Records from a collection of figures:
######

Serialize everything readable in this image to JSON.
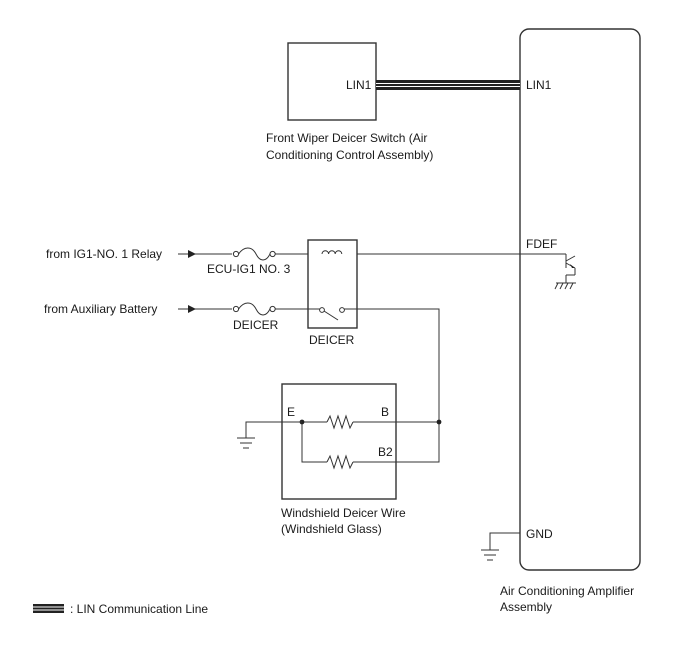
{
  "components": {
    "front_wiper_switch": {
      "pin": "LIN1",
      "name_line1": "Front Wiper Deicer Switch (Air",
      "name_line2": "Conditioning Control Assembly)"
    },
    "amplifier": {
      "pin_lin1": "LIN1",
      "pin_fdef": "FDEF",
      "pin_gnd": "GND",
      "name_line1": "Air Conditioning Amplifier",
      "name_line2": "Assembly"
    },
    "relay": {
      "name": "DEICER"
    },
    "windshield_wire": {
      "pin_e": "E",
      "pin_b": "B",
      "pin_b2": "B2",
      "name_line1": "Windshield Deicer Wire",
      "name_line2": "(Windshield Glass)"
    }
  },
  "sources": {
    "ig1_relay": "from IG1-NO. 1 Relay",
    "aux_battery": "from Auxiliary Battery"
  },
  "fuses": {
    "ecu_ig1": "ECU-IG1 NO. 3",
    "deicer": "DEICER"
  },
  "legend": {
    "lin_line": ": LIN Communication Line"
  },
  "colors": {
    "line": "#333333",
    "text": "#1a1a1a"
  }
}
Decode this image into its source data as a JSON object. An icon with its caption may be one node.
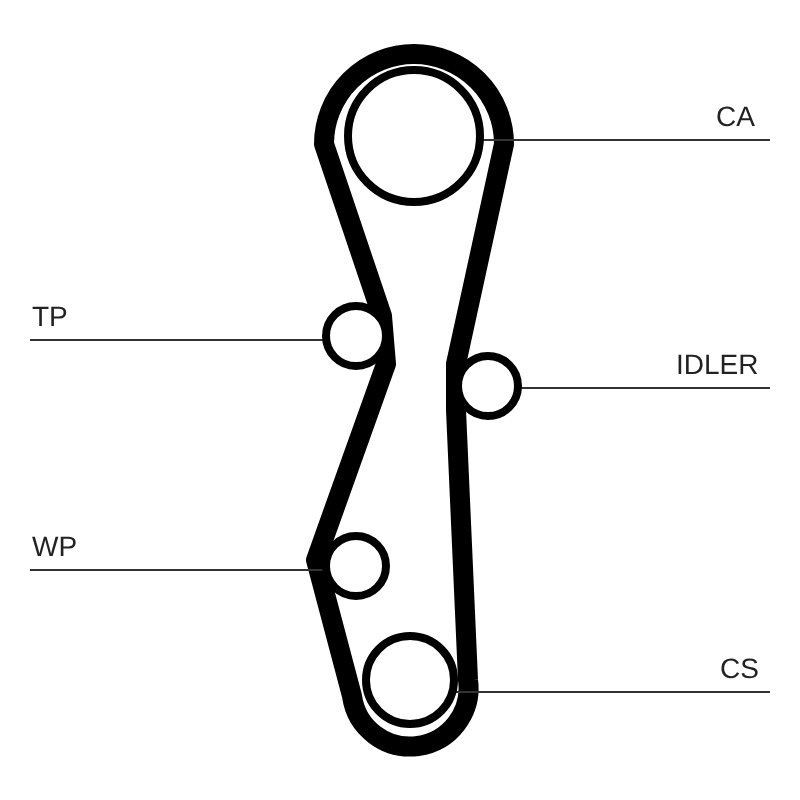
{
  "diagram": {
    "nodes": [
      {
        "text": [
          "CA"
        ]
      },
      {
        "text": [
          "TP"
        ]
      },
      {
        "text": [
          "IDLER"
        ]
      },
      {
        "text": [
          "WP"
        ]
      },
      {
        "text": [
          "CS"
        ]
      },
      {
        "text": [],
        "shape": "circle"
      },
      {
        "text": [],
        "shape": "circle"
      },
      {
        "text": [],
        "shape": "circle"
      },
      {
        "text": [],
        "shape": "circle"
      },
      {
        "text": [],
        "shape": "circle"
      }
    ],
    "edges": [
      {
        "from": 0,
        "to": 5,
        "arrow": "none"
      },
      {
        "from": 1,
        "to": 6,
        "arrow": "none"
      },
      {
        "from": 2,
        "to": 7,
        "arrow": "none"
      },
      {
        "from": 3,
        "to": 8,
        "arrow": "none"
      },
      {
        "from": 4,
        "to": 9,
        "arrow": "none"
      }
    ]
  }
}
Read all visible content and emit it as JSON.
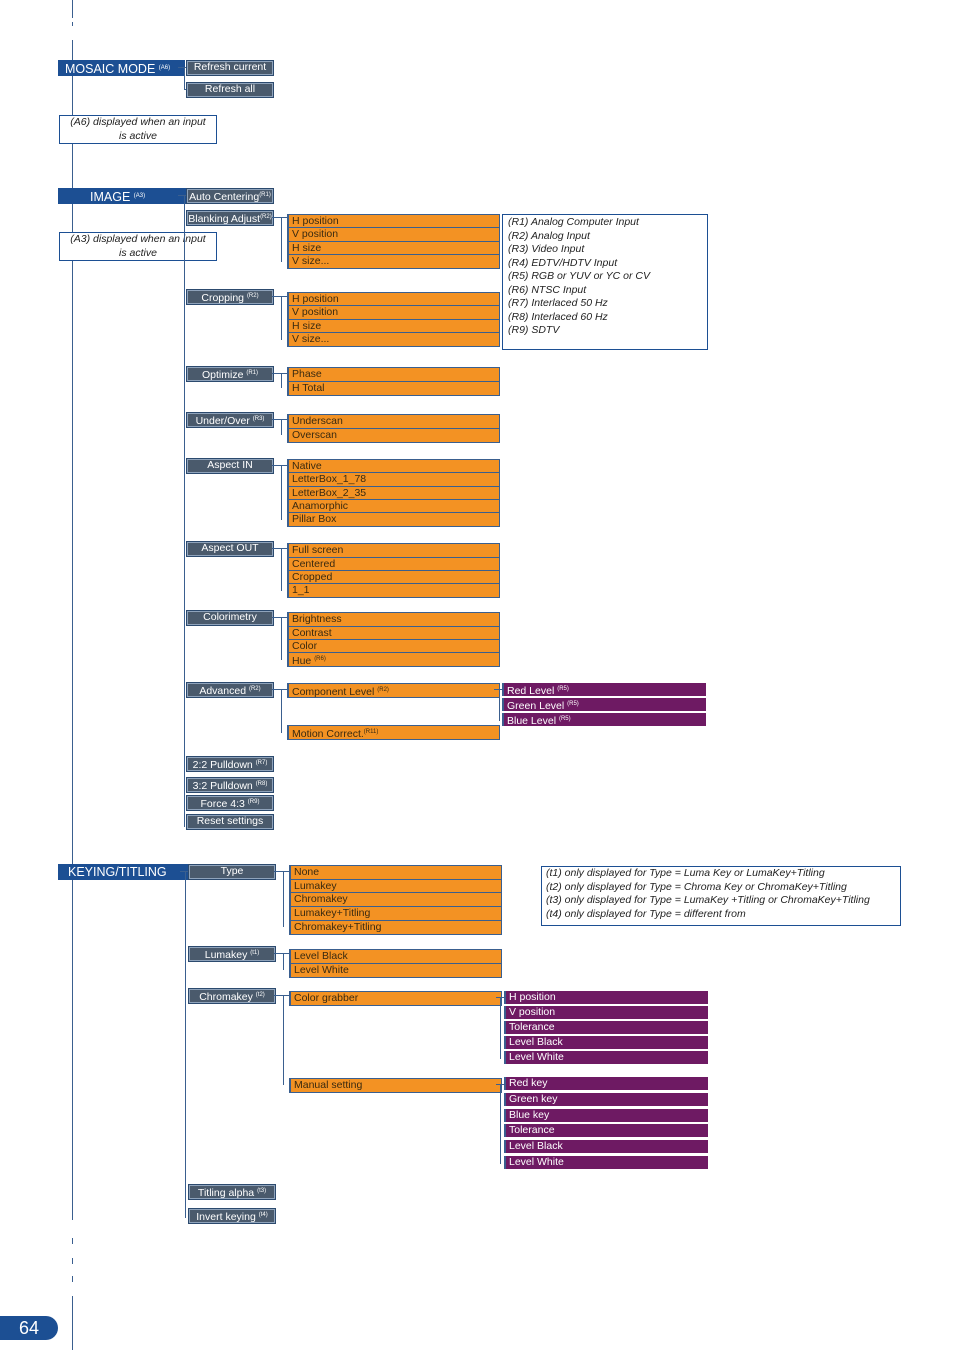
{
  "page_number": "64",
  "mosaic": {
    "title": "MOSAIC MODE",
    "sup": "(A6)",
    "items": [
      {
        "label": "Refresh current"
      },
      {
        "label": "Refresh all"
      }
    ],
    "note": [
      "(A6) displayed when an input",
      "is active"
    ]
  },
  "image": {
    "title": "IMAGE",
    "sup": "(A3)",
    "note": [
      "(A3) displayed when an input",
      "is active"
    ],
    "items": [
      {
        "label": "Auto Centering",
        "sup": "(R1)"
      },
      {
        "label": "Blanking Adjust",
        "sup": "(R2)",
        "children": [
          "H position",
          "V position",
          "H size",
          "V size..."
        ]
      },
      {
        "label": "Cropping",
        "sup": "(R2)",
        "children": [
          "H position",
          "V position",
          "H size",
          "V size..."
        ]
      },
      {
        "label": "Optimize",
        "sup": "(R1)",
        "children": [
          "Phase",
          "H Total"
        ]
      },
      {
        "label": "Under/Over",
        "sup": "(R3)",
        "children": [
          "Underscan",
          "Overscan"
        ]
      },
      {
        "label": "Aspect IN",
        "sup": "",
        "children": [
          "Native",
          "LetterBox_1_78",
          "LetterBox_2_35",
          "Anamorphic",
          "Pillar Box"
        ]
      },
      {
        "label": "Aspect OUT",
        "sup": "",
        "children": [
          "Full screen",
          "Centered",
          "Cropped",
          "1_1"
        ]
      },
      {
        "label": "Colorimetry",
        "sup": "",
        "children": [
          "Brightness",
          "Contrast",
          "Color",
          "Hue"
        ],
        "child_sups": [
          "",
          "",
          "",
          "(R6)"
        ]
      },
      {
        "label": "Advanced",
        "sup": "(R2)",
        "children": [
          "Component Level",
          "Motion Correct."
        ],
        "child_sups": [
          "(R2)",
          "(R11)"
        ],
        "component_levels": [
          {
            "label": "Red Level",
            "sup": "(R5)"
          },
          {
            "label": "Green Level",
            "sup": "(R5)"
          },
          {
            "label": "Blue Level",
            "sup": "(R5)"
          }
        ]
      },
      {
        "label": "2:2 Pulldown",
        "sup": "(R7)"
      },
      {
        "label": "3:2 Pulldown",
        "sup": "(R8)"
      },
      {
        "label": "Force 4:3",
        "sup": "(R9)"
      },
      {
        "label": "Reset settings",
        "sup": ""
      }
    ],
    "legend": [
      "(R1) Analog Computer Input",
      "(R2) Analog Input",
      "(R3) Video Input",
      "(R4) EDTV/HDTV Input",
      "(R5) RGB or YUV or YC or CV",
      "(R6) NTSC Input",
      "(R7) Interlaced 50 Hz",
      "(R8) Interlaced 60 Hz",
      "(R9) SDTV"
    ]
  },
  "keying": {
    "title": "KEYING/TITLING",
    "items": [
      {
        "label": "Type",
        "sup": "",
        "children": [
          "None",
          "Lumakey",
          "Chromakey",
          "Lumakey+Titling",
          "Chromakey+Titling"
        ]
      },
      {
        "label": "Lumakey",
        "sup": "(t1)",
        "children": [
          "Level Black",
          "Level White"
        ]
      },
      {
        "label": "Chromakey",
        "sup": "(t2)",
        "children": [
          "Color grabber",
          "Manual setting"
        ]
      },
      {
        "label": "Titling alpha",
        "sup": "(t3)"
      },
      {
        "label": "Invert keying",
        "sup": "(t4)"
      }
    ],
    "color_grabber": [
      "H position",
      "V position",
      "Tolerance",
      "Level Black",
      "Level White"
    ],
    "manual_setting": [
      "Red key",
      "Green key",
      "Blue key",
      "Tolerance",
      "Level Black",
      "Level White"
    ],
    "legend": [
      "(t1) only displayed for Type = Luma Key or LumaKey+Titling",
      "(t2) only displayed for Type = Chroma Key or ChromaKey+Titling",
      "(t3) only displayed for Type = LumaKey +Titling or ChromaKey+Titling",
      "(t4) only displayed for Type = different from"
    ]
  },
  "colors": {
    "section": "#1c4f93",
    "gray": "#4a5a6c",
    "orange": "#f39223",
    "purple": "#6e1a63"
  }
}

######

■ Task: Reproduce the listing above exactly, excluding all pictures.

■ The reply:
Serialize everything readable in this image to JSON.
{
  "components": {
    "front_wiper_switch": {
      "pin": "LIN1",
      "name_line1": "Front Wiper Deicer Switch (Air",
      "name_line2": "Conditioning Control Assembly)"
    },
    "amplifier": {
      "pin_lin1": "LIN1",
      "pin_fdef": "FDEF",
      "pin_gnd": "GND",
      "name_line1": "Air Conditioning Amplifier",
      "name_line2": "Assembly"
    },
    "relay": {
      "name": "DEICER"
    },
    "windshield_wire": {
      "pin_e": "E",
      "pin_b": "B",
      "pin_b2": "B2",
      "name_line1": "Windshield Deicer Wire",
      "name_line2": "(Windshield Glass)"
    }
  },
  "sources": {
    "ig1_relay": "from IG1-NO. 1 Relay",
    "aux_battery": "from Auxiliary Battery"
  },
  "fuses": {
    "ecu_ig1": "ECU-IG1 NO. 3",
    "deicer": "DEICER"
  },
  "legend": {
    "lin_line": ": LIN Communication Line"
  },
  "colors": {
    "line": "#333333",
    "text": "#1a1a1a"
  }
}
Decode this image into its source data as a JSON object. An icon with its caption may be one node.
{
  "diagram": {
    "nodes": [
      {
        "text": [
          "CA"
        ]
      },
      {
        "text": [
          "TP"
        ]
      },
      {
        "text": [
          "IDLER"
        ]
      },
      {
        "text": [
          "WP"
        ]
      },
      {
        "text": [
          "CS"
        ]
      },
      {
        "text": [],
        "shape": "circle"
      },
      {
        "text": [],
        "shape": "circle"
      },
      {
        "text": [],
        "shape": "circle"
      },
      {
        "text": [],
        "shape": "circle"
      },
      {
        "text": [],
        "shape": "circle"
      }
    ],
    "edges": [
      {
        "from": 0,
        "to": 5,
        "arrow": "none"
      },
      {
        "from": 1,
        "to": 6,
        "arrow": "none"
      },
      {
        "from": 2,
        "to": 7,
        "arrow": "none"
      },
      {
        "from": 3,
        "to": 8,
        "arrow": "none"
      },
      {
        "from": 4,
        "to": 9,
        "arrow": "none"
      }
    ]
  }
}
Read all visible content and emit it as JSON.
{
  "page_number": "64",
  "mosaic": {
    "title": "MOSAIC MODE",
    "sup": "(A6)",
    "items": [
      {
        "label": "Refresh current"
      },
      {
        "label": "Refresh all"
      }
    ],
    "note": [
      "(A6) displayed when an input",
      "is active"
    ]
  },
  "image": {
    "title": "IMAGE",
    "sup": "(A3)",
    "note": [
      "(A3) displayed when an input",
      "is active"
    ],
    "items": [
      {
        "label": "Auto Centering",
        "sup": "(R1)"
      },
      {
        "label": "Blanking Adjust",
        "sup": "(R2)",
        "children": [
          "H position",
          "V position",
          "H size",
          "V size..."
        ]
      },
      {
        "label": "Cropping",
        "sup": "(R2)",
        "children": [
          "H position",
          "V position",
          "H size",
          "V size..."
        ]
      },
      {
        "label": "Optimize",
        "sup": "(R1)",
        "children": [
          "Phase",
          "H Total"
        ]
      },
      {
        "label": "Under/Over",
        "sup": "(R3)",
        "children": [
          "Underscan",
          "Overscan"
        ]
      },
      {
        "label": "Aspect IN",
        "sup": "",
        "children": [
          "Native",
          "LetterBox_1_78",
          "LetterBox_2_35",
          "Anamorphic",
          "Pillar Box"
        ]
      },
      {
        "label": "Aspect OUT",
        "sup": "",
        "children": [
          "Full screen",
          "Centered",
          "Cropped",
          "1_1"
        ]
      },
      {
        "label": "Colorimetry",
        "sup": "",
        "children": [
          "Brightness",
          "Contrast",
          "Color",
          "Hue"
        ],
        "child_sups": [
          "",
          "",
          "",
          "(R6)"
        ]
      },
      {
        "label": "Advanced",
        "sup": "(R2)",
        "children": [
          "Component Level",
          "Motion Correct."
        ],
        "child_sups": [
          "(R2)",
          "(R11)"
        ],
        "component_levels": [
          {
            "label": "Red Level",
            "sup": "(R5)"
          },
          {
            "label": "Green Level",
            "sup": "(R5)"
          },
          {
            "label": "Blue Level",
            "sup": "(R5)"
          }
        ]
      },
      {
        "label": "2:2 Pulldown",
        "sup": "(R7)"
      },
      {
        "label": "3:2 Pulldown",
        "sup": "(R8)"
      },
      {
        "label": "Force 4:3",
        "sup": "(R9)"
      },
      {
        "label": "Reset settings",
        "sup": ""
      }
    ],
    "legend": [
      "(R1) Analog Computer Input",
      "(R2) Analog Input",
      "(R3) Video Input",
      "(R4) EDTV/HDTV Input",
      "(R5) RGB or YUV or YC or CV",
      "(R6) NTSC Input",
      "(R7) Interlaced 50 Hz",
      "(R8) Interlaced 60 Hz",
      "(R9) SDTV"
    ]
  },
  "keying": {
    "title": "KEYING/TITLING",
    "items": [
      {
        "label": "Type",
        "sup": "",
        "children": [
          "None",
          "Lumakey",
          "Chromakey",
          "Lumakey+Titling",
          "Chromakey+Titling"
        ]
      },
      {
        "label": "Lumakey",
        "sup": "(t1)",
        "children": [
          "Level Black",
          "Level White"
        ]
      },
      {
        "label": "Chromakey",
        "sup": "(t2)",
        "children": [
          "Color grabber",
          "Manual setting"
        ]
      },
      {
        "label": "Titling alpha",
        "sup": "(t3)"
      },
      {
        "label": "Invert keying",
        "sup": "(t4)"
      }
    ],
    "color_grabber": [
      "H position",
      "V position",
      "Tolerance",
      "Level Black",
      "Level White"
    ],
    "manual_setting": [
      "Red key",
      "Green key",
      "Blue key",
      "Tolerance",
      "Level Black",
      "Level White"
    ],
    "legend": [
      "(t1) only displayed for Type = Luma Key or LumaKey+Titling",
      "(t2) only displayed for Type = Chroma Key or ChromaKey+Titling",
      "(t3) only displayed for Type = LumaKey +Titling or ChromaKey+Titling",
      "(t4) only displayed for Type = different from"
    ]
  },
  "colors": {
    "section": "#1c4f93",
    "gray": "#4a5a6c",
    "orange": "#f39223",
    "purple": "#6e1a63"
  }
}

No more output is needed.